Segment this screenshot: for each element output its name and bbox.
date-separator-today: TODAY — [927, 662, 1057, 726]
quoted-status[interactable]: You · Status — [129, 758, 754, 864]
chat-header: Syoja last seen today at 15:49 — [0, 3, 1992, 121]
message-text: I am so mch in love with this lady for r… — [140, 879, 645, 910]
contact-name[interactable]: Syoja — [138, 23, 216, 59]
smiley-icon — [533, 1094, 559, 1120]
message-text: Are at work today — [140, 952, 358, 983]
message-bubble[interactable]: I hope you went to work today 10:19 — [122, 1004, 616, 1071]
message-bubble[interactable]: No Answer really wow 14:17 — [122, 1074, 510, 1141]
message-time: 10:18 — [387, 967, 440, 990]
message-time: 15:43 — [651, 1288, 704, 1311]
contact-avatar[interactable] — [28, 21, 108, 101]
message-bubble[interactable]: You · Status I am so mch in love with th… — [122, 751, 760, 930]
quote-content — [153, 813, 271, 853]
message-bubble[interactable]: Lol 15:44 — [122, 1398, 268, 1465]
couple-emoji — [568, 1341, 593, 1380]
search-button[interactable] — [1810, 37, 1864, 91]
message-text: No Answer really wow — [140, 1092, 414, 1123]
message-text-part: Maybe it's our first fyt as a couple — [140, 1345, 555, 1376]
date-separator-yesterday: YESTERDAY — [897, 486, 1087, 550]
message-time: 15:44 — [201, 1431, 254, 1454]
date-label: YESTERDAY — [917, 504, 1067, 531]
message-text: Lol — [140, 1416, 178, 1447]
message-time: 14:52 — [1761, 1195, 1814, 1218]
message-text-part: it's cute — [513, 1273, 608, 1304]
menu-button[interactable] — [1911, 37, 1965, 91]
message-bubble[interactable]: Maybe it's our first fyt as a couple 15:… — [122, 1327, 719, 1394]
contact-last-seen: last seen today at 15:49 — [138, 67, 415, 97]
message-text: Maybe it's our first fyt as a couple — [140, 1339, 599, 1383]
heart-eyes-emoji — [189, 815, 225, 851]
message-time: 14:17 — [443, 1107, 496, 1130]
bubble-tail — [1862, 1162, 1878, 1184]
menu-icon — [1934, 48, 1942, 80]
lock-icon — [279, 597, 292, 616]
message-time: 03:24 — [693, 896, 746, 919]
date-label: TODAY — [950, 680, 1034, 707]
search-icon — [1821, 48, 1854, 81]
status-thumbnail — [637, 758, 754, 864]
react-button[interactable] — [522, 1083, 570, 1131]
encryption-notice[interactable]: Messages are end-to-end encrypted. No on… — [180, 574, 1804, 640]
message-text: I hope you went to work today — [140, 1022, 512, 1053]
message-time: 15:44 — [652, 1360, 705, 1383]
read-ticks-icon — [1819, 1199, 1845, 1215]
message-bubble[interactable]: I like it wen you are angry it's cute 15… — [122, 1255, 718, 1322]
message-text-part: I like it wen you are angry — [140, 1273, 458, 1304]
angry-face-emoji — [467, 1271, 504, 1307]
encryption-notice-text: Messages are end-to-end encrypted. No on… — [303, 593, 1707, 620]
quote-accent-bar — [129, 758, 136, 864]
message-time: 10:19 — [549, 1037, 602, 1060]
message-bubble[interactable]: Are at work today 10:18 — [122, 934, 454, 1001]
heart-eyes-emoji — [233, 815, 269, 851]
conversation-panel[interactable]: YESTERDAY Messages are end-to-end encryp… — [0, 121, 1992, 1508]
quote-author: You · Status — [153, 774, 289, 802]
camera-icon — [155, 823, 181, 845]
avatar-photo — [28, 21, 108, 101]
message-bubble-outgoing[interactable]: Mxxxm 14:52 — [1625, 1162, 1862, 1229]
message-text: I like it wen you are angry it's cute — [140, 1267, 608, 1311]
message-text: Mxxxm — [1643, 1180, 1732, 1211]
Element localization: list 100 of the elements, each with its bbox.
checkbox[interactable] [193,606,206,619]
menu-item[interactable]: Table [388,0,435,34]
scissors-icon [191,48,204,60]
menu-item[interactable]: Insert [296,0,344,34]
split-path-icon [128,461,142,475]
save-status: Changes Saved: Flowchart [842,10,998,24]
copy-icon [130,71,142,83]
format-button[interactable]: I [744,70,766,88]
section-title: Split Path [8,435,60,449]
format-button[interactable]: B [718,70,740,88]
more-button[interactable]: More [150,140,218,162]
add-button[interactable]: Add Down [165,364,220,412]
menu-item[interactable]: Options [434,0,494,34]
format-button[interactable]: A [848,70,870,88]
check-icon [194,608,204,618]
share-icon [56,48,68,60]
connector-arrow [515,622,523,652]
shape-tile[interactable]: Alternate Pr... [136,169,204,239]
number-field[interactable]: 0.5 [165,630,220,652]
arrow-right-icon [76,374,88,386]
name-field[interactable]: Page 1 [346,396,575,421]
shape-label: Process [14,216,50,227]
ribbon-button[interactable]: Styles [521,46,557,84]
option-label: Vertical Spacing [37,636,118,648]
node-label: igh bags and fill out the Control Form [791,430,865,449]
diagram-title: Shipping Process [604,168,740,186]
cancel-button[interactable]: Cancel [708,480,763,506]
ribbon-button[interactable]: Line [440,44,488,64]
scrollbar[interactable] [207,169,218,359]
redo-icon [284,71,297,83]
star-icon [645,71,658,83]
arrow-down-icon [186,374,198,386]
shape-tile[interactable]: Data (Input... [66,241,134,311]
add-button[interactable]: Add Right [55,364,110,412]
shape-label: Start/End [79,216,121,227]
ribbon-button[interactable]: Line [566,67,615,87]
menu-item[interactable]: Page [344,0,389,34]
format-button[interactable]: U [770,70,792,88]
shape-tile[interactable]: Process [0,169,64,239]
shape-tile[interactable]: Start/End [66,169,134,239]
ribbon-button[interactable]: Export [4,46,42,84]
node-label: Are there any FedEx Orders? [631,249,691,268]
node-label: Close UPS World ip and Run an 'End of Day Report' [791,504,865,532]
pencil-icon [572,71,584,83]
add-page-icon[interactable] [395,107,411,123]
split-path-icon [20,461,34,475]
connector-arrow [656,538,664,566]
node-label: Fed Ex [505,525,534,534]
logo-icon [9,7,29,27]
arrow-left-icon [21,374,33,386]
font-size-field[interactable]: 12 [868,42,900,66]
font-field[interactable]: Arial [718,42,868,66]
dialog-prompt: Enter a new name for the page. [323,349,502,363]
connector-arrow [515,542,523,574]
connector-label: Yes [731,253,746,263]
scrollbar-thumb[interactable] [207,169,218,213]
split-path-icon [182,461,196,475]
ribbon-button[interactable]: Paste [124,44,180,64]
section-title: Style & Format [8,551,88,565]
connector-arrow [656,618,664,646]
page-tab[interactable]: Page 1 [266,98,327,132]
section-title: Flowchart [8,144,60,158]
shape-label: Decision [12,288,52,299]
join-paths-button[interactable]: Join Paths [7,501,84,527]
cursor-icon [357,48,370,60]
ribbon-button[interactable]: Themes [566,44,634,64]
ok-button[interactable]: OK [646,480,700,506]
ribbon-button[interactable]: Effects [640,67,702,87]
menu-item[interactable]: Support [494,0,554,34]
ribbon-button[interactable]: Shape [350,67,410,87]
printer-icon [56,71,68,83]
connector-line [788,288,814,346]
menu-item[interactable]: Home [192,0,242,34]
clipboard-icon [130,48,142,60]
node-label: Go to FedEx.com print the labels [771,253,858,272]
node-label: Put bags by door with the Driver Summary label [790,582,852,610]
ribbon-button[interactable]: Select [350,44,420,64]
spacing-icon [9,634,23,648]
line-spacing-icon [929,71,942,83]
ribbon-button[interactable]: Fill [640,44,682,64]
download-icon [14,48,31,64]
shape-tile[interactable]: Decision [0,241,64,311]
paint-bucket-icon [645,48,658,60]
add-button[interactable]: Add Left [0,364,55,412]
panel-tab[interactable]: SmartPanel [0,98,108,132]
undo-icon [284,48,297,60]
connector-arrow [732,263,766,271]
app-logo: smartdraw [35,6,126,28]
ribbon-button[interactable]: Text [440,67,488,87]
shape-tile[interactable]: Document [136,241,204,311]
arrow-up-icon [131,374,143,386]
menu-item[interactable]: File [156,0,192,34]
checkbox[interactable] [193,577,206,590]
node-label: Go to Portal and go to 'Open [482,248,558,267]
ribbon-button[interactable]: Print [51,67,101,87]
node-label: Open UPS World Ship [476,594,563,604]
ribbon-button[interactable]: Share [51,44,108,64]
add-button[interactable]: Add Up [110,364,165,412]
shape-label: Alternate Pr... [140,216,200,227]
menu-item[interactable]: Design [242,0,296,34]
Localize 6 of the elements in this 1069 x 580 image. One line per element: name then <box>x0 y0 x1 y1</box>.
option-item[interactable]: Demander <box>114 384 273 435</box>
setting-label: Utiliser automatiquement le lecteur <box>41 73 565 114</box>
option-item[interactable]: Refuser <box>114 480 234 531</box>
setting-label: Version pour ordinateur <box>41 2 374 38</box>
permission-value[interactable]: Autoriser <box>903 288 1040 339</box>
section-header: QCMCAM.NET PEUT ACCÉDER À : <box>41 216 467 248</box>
********
Count the lines in the entries above that contain the string "field", and give only that number.

4